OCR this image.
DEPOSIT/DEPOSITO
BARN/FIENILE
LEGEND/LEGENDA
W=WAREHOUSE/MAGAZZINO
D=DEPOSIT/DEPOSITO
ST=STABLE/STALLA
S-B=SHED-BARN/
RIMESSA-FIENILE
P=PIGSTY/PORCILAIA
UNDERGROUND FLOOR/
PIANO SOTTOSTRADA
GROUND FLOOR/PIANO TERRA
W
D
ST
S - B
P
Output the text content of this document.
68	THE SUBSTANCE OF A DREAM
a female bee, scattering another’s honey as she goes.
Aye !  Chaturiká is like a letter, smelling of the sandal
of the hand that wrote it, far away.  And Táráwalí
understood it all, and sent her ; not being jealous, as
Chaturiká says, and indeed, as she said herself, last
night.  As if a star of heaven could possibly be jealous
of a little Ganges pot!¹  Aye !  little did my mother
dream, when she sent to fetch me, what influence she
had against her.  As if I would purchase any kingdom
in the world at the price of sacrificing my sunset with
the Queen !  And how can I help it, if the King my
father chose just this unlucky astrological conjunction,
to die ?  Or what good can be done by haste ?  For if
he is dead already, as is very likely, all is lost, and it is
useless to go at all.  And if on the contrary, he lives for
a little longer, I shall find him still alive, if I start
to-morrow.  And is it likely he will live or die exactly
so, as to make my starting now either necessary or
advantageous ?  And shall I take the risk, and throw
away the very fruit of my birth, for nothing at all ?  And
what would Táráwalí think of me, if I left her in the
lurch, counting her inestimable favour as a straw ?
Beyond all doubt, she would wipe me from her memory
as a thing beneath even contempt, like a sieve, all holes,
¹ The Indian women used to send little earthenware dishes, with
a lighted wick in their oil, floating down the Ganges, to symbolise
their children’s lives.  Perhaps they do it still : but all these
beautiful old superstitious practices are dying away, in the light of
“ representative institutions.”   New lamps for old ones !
+---+
**Work required:**
Only a number is wanted: how many lines contain "away"?

**Task result:**
3